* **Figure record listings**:
[Start]

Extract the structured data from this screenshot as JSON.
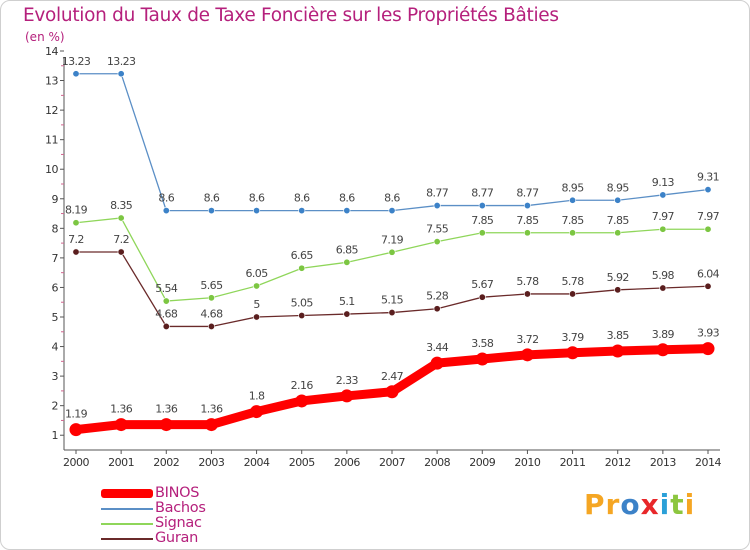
{
  "chart_data": {
    "type": "line",
    "title": "Evolution du Taux de Taxe Foncière sur les Propriétés Bâties",
    "ylabel": "(en %)",
    "xlabel": "",
    "categories": [
      "2000",
      "2001",
      "2002",
      "2003",
      "2004",
      "2005",
      "2006",
      "2007",
      "2008",
      "2009",
      "2010",
      "2011",
      "2012",
      "2013",
      "2014"
    ],
    "ylim": [
      0.5,
      14
    ],
    "yticks": [
      "1",
      "2",
      "3",
      "4",
      "5",
      "6",
      "7",
      "8",
      "9",
      "10",
      "11",
      "12",
      "13",
      "14"
    ],
    "series": [
      {
        "name": "Bachos",
        "color": "#5b8fc6",
        "marker": "#3c82c8",
        "values": [
          13.23,
          13.23,
          8.6,
          8.6,
          8.6,
          8.6,
          8.6,
          8.6,
          8.77,
          8.77,
          8.77,
          8.95,
          8.95,
          9.13,
          9.31
        ],
        "labels": [
          "13.23",
          "13.23",
          "8.6",
          "8.6",
          "8.6",
          "8.6",
          "8.6",
          "8.6",
          "8.77",
          "8.77",
          "8.77",
          "8.95",
          "8.95",
          "9.13",
          "9.31"
        ]
      },
      {
        "name": "Signac",
        "color": "#8fd65a",
        "marker": "#7cc642",
        "values": [
          8.19,
          8.35,
          5.54,
          5.65,
          6.05,
          6.65,
          6.85,
          7.19,
          7.55,
          7.85,
          7.85,
          7.85,
          7.85,
          7.97,
          7.97
        ],
        "labels": [
          "8.19",
          "8.35",
          "5.54",
          "5.65",
          "6.05",
          "6.65",
          "6.85",
          "7.19",
          "7.55",
          "7.85",
          "7.85",
          "7.85",
          "7.85",
          "7.97",
          "7.97"
        ]
      },
      {
        "name": "Guran",
        "color": "#6a2a2a",
        "marker": "#5a1e1e",
        "values": [
          7.2,
          7.2,
          4.68,
          4.68,
          5,
          5.05,
          5.1,
          5.15,
          5.28,
          5.67,
          5.78,
          5.78,
          5.92,
          5.98,
          6.04
        ],
        "labels": [
          "7.2",
          "7.2",
          "4.68",
          "4.68",
          "5",
          "5.05",
          "5.1",
          "5.15",
          "5.28",
          "5.67",
          "5.78",
          "5.78",
          "5.92",
          "5.98",
          "6.04"
        ]
      },
      {
        "name": "BINOS",
        "color": "#ff0000",
        "marker": "#ff0000",
        "emphasis": true,
        "values": [
          1.19,
          1.36,
          1.36,
          1.36,
          1.8,
          2.16,
          2.33,
          2.47,
          3.44,
          3.58,
          3.72,
          3.79,
          3.85,
          3.89,
          3.93
        ],
        "labels": [
          "1.19",
          "1.36",
          "1.36",
          "1.36",
          "1.8",
          "2.16",
          "2.33",
          "2.47",
          "3.44",
          "3.58",
          "3.72",
          "3.79",
          "3.85",
          "3.89",
          "3.93"
        ]
      }
    ]
  },
  "legend": {
    "items": [
      {
        "label": "BINOS",
        "color": "#ff0000"
      },
      {
        "label": "Bachos",
        "color": "#5b8fc6"
      },
      {
        "label": "Signac",
        "color": "#8fd65a"
      },
      {
        "label": "Guran",
        "color": "#6a2a2a"
      }
    ]
  },
  "brand": {
    "parts": [
      {
        "text": "Pr",
        "color": "#f5a623"
      },
      {
        "text": "o",
        "color": "#3c82c8"
      },
      {
        "text": "x",
        "color": "#e8272a"
      },
      {
        "text": "i",
        "color": "#2ba0d8"
      },
      {
        "text": "t",
        "color": "#8cc63f"
      },
      {
        "text": "i",
        "color": "#f5a623"
      }
    ]
  }
}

[End]

Write the entries above out again exactly, but not the pictures.

Extract the structured data from this screenshot as JSON.
{
  "chart_data": {
    "type": "line",
    "title": "Evolution du Taux de Taxe Foncière sur les Propriétés Bâties",
    "ylabel": "(en %)",
    "xlabel": "",
    "categories": [
      "2000",
      "2001",
      "2002",
      "2003",
      "2004",
      "2005",
      "2006",
      "2007",
      "2008",
      "2009",
      "2010",
      "2011",
      "2012",
      "2013",
      "2014"
    ],
    "ylim": [
      0.5,
      14
    ],
    "yticks": [
      "1",
      "2",
      "3",
      "4",
      "5",
      "6",
      "7",
      "8",
      "9",
      "10",
      "11",
      "12",
      "13",
      "14"
    ],
    "series": [
      {
        "name": "Bachos",
        "color": "#5b8fc6",
        "marker": "#3c82c8",
        "values": [
          13.23,
          13.23,
          8.6,
          8.6,
          8.6,
          8.6,
          8.6,
          8.6,
          8.77,
          8.77,
          8.77,
          8.95,
          8.95,
          9.13,
          9.31
        ],
        "labels": [
          "13.23",
          "13.23",
          "8.6",
          "8.6",
          "8.6",
          "8.6",
          "8.6",
          "8.6",
          "8.77",
          "8.77",
          "8.77",
          "8.95",
          "8.95",
          "9.13",
          "9.31"
        ]
      },
      {
        "name": "Signac",
        "color": "#8fd65a",
        "marker": "#7cc642",
        "values": [
          8.19,
          8.35,
          5.54,
          5.65,
          6.05,
          6.65,
          6.85,
          7.19,
          7.55,
          7.85,
          7.85,
          7.85,
          7.85,
          7.97,
          7.97
        ],
        "labels": [
          "8.19",
          "8.35",
          "5.54",
          "5.65",
          "6.05",
          "6.65",
          "6.85",
          "7.19",
          "7.55",
          "7.85",
          "7.85",
          "7.85",
          "7.85",
          "7.97",
          "7.97"
        ]
      },
      {
        "name": "Guran",
        "color": "#6a2a2a",
        "marker": "#5a1e1e",
        "values": [
          7.2,
          7.2,
          4.68,
          4.68,
          5,
          5.05,
          5.1,
          5.15,
          5.28,
          5.67,
          5.78,
          5.78,
          5.92,
          5.98,
          6.04
        ],
        "labels": [
          "7.2",
          "7.2",
          "4.68",
          "4.68",
          "5",
          "5.05",
          "5.1",
          "5.15",
          "5.28",
          "5.67",
          "5.78",
          "5.78",
          "5.92",
          "5.98",
          "6.04"
        ]
      },
      {
        "name": "BINOS",
        "color": "#ff0000",
        "marker": "#ff0000",
        "emphasis": true,
        "values": [
          1.19,
          1.36,
          1.36,
          1.36,
          1.8,
          2.16,
          2.33,
          2.47,
          3.44,
          3.58,
          3.72,
          3.79,
          3.85,
          3.89,
          3.93
        ],
        "labels": [
          "1.19",
          "1.36",
          "1.36",
          "1.36",
          "1.8",
          "2.16",
          "2.33",
          "2.47",
          "3.44",
          "3.58",
          "3.72",
          "3.79",
          "3.85",
          "3.89",
          "3.93"
        ]
      }
    ]
  },
  "legend": {
    "items": [
      {
        "label": "BINOS",
        "color": "#ff0000"
      },
      {
        "label": "Bachos",
        "color": "#5b8fc6"
      },
      {
        "label": "Signac",
        "color": "#8fd65a"
      },
      {
        "label": "Guran",
        "color": "#6a2a2a"
      }
    ]
  },
  "brand": {
    "parts": [
      {
        "text": "Pr",
        "color": "#f5a623"
      },
      {
        "text": "o",
        "color": "#3c82c8"
      },
      {
        "text": "x",
        "color": "#e8272a"
      },
      {
        "text": "i",
        "color": "#2ba0d8"
      },
      {
        "text": "t",
        "color": "#8cc63f"
      },
      {
        "text": "i",
        "color": "#f5a623"
      }
    ]
  }
}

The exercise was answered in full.